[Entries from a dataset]
::::::

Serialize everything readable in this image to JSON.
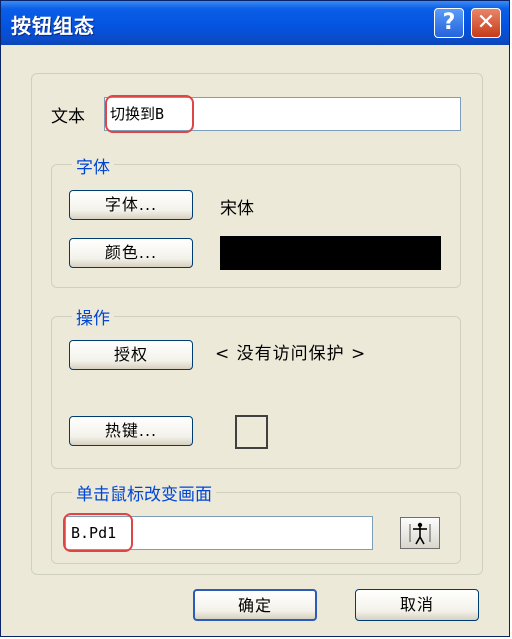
{
  "window": {
    "title": "按钮组态"
  },
  "titlebar": {
    "help_label": "?",
    "close_label": "✕"
  },
  "text_field": {
    "label": "文本",
    "value": "切换到B"
  },
  "font_group": {
    "title": "字体",
    "font_button": "字体...",
    "font_value": "宋体",
    "color_button": "颜色...",
    "color_value": "#000000"
  },
  "operation_group": {
    "title": "操作",
    "authorize_button": "授权",
    "authorize_status": "< 没有访问保护 >",
    "hotkey_button": "热键..."
  },
  "screen_group": {
    "title": "单击鼠标改变画面",
    "value": "B.Pd1",
    "browse_icon": "picture-select-icon"
  },
  "footer": {
    "ok_button": "确定",
    "cancel_button": "取消"
  },
  "colors": {
    "title_bar": "#0454e2",
    "group_title": "#0046d5",
    "highlight": "#e04545",
    "dialog_bg": "#ece9d8"
  }
}
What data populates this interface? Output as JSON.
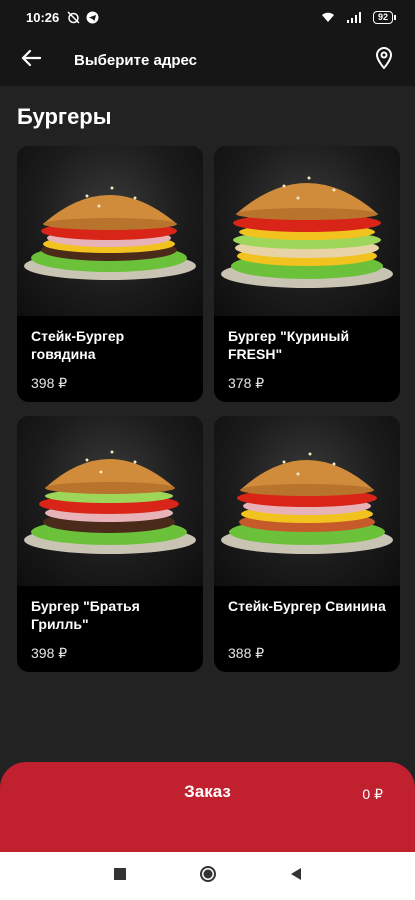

::::::

[STATED PROBLEM] All of the data above should be transcribed verbatim, with pictures omitted.

[RIGHT ANSWER]
Serialize everything readable in this image to JSON.
{
  "window": {
    "title": "按钮组态"
  },
  "titlebar": {
    "help_label": "?",
    "close_label": "✕"
  },
  "text_field": {
    "label": "文本",
    "value": "切换到B"
  },
  "font_group": {
    "title": "字体",
    "font_button": "字体...",
    "font_value": "宋体",
    "color_button": "颜色...",
    "color_value": "#000000"
  },
  "operation_group": {
    "title": "操作",
    "authorize_button": "授权",
    "authorize_status": "< 没有访问保护 >",
    "hotkey_button": "热键..."
  },
  "screen_group": {
    "title": "单击鼠标改变画面",
    "value": "B.Pd1",
    "browse_icon": "picture-select-icon"
  },
  "footer": {
    "ok_button": "确定",
    "cancel_button": "取消"
  },
  "colors": {
    "title_bar": "#0454e2",
    "group_title": "#0046d5",
    "highlight": "#e04545",
    "dialog_bg": "#ece9d8"
  }
}
What data populates this interface? Output as JSON.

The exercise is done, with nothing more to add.